■ WORK INSTRUCTIONS: Below is a listing to transcribe in full and exactly; keep the pictures out.

■ MATERIAL TO PROCESS:
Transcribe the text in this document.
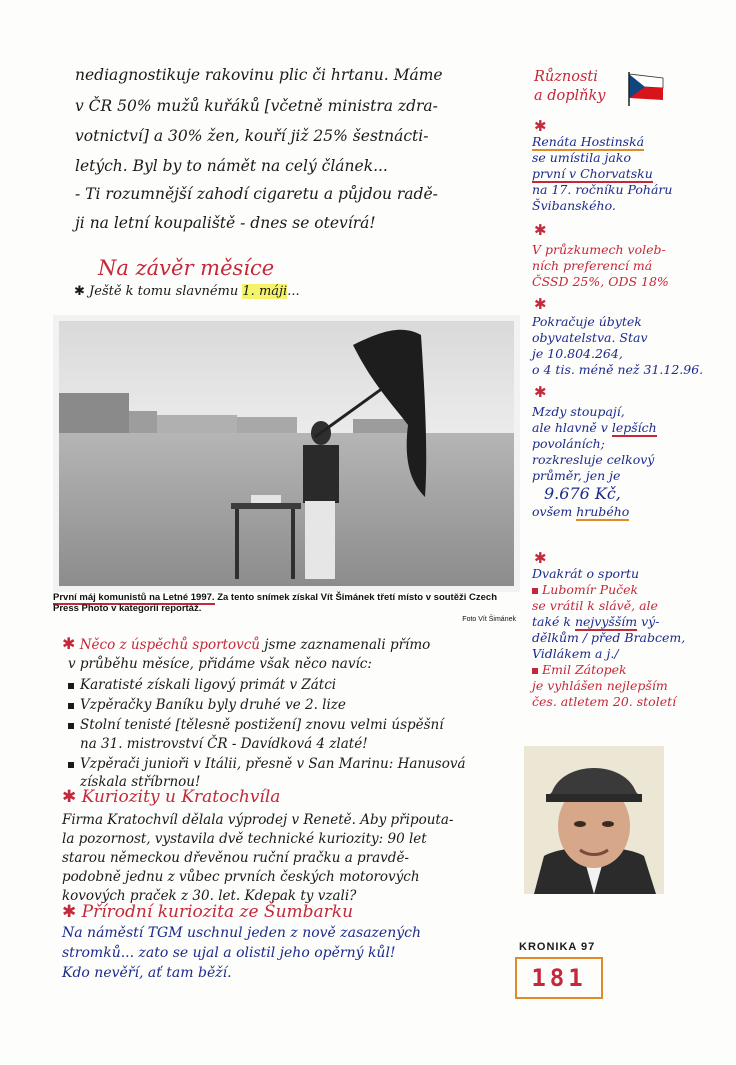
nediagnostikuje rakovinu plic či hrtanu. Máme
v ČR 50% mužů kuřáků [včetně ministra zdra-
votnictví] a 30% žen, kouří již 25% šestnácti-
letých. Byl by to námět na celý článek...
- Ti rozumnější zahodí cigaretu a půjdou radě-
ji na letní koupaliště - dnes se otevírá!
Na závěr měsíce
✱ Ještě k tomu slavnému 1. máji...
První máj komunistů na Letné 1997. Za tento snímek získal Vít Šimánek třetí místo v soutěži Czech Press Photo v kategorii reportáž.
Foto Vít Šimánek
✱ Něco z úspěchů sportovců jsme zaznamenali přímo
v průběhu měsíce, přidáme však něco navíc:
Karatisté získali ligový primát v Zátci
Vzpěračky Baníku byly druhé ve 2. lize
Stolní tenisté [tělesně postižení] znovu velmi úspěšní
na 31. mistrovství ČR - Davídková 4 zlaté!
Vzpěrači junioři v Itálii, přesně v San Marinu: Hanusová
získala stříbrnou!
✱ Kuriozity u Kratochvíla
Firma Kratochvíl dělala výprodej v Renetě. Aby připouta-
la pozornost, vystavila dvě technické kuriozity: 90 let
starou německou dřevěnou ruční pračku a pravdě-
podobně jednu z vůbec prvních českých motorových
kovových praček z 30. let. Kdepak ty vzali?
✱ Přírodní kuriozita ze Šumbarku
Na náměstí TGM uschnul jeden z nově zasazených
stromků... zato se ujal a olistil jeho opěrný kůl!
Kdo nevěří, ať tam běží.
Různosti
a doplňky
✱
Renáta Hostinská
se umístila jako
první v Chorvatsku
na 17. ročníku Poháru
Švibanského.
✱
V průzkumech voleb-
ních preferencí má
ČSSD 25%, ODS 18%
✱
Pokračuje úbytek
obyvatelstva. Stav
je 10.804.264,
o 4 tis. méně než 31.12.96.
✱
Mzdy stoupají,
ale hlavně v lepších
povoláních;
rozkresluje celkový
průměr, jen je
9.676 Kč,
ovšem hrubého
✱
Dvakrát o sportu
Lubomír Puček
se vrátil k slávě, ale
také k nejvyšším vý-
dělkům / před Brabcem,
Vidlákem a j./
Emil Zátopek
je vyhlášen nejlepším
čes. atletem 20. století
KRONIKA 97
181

■ TASK OUTPUT:
Transcribe the text in this document.
nediagnostikuje rakovinu plic či hrtanu. Máme
v ČR 50% mužů kuřáků [včetně ministra zdra-
votnictví] a 30% žen, kouří již 25% šestnácti-
letých. Byl by to námět na celý článek...
- Ti rozumnější zahodí cigaretu a půjdou radě-
ji na letní koupaliště - dnes se otevírá!
Na závěr měsíce
✱ Ještě k tomu slavnému 1. máji...
První máj komunistů na Letné 1997. Za tento snímek získal Vít Šimánek třetí místo v soutěži Czech Press Photo v kategorii reportáž.
Foto Vít Šimánek
✱ Něco z úspěchů sportovců jsme zaznamenali přímo
v průběhu měsíce, přidáme však něco navíc:
Karatisté získali ligový primát v Zátci
Vzpěračky Baníku byly druhé ve 2. lize
Stolní tenisté [tělesně postižení] znovu velmi úspěšní
na 31. mistrovství ČR - Davídková 4 zlaté!
Vzpěrači junioři v Itálii, přesně v San Marinu: Hanusová
získala stříbrnou!
✱ Kuriozity u Kratochvíla
Firma Kratochvíl dělala výprodej v Renetě. Aby připouta-
la pozornost, vystavila dvě technické kuriozity: 90 let
starou německou dřevěnou ruční pračku a pravdě-
podobně jednu z vůbec prvních českých motorových
kovových praček z 30. let. Kdepak ty vzali?
✱ Přírodní kuriozita ze Šumbarku
Na náměstí TGM uschnul jeden z nově zasazených
stromků... zato se ujal a olistil jeho opěrný kůl!
Kdo nevěří, ať tam běží.
Různosti
a doplňky
✱
Renáta Hostinská
se umístila jako
první v Chorvatsku
na 17. ročníku Poháru
Švibanského.
✱
V průzkumech voleb-
ních preferencí má
ČSSD 25%, ODS 18%
✱
Pokračuje úbytek
obyvatelstva. Stav
je 10.804.264,
o 4 tis. méně než 31.12.96.
✱
Mzdy stoupají,
ale hlavně v lepších
povoláních;
rozkresluje celkový
průměr, jen je
9.676 Kč,
ovšem hrubého
✱
Dvakrát o sportu
Lubomír Puček
se vrátil k slávě, ale
také k nejvyšším vý-
dělkům / před Brabcem,
Vidlákem a j./
Emil Zátopek
je vyhlášen nejlepším
čes. atletem 20. století
KRONIKA 97
181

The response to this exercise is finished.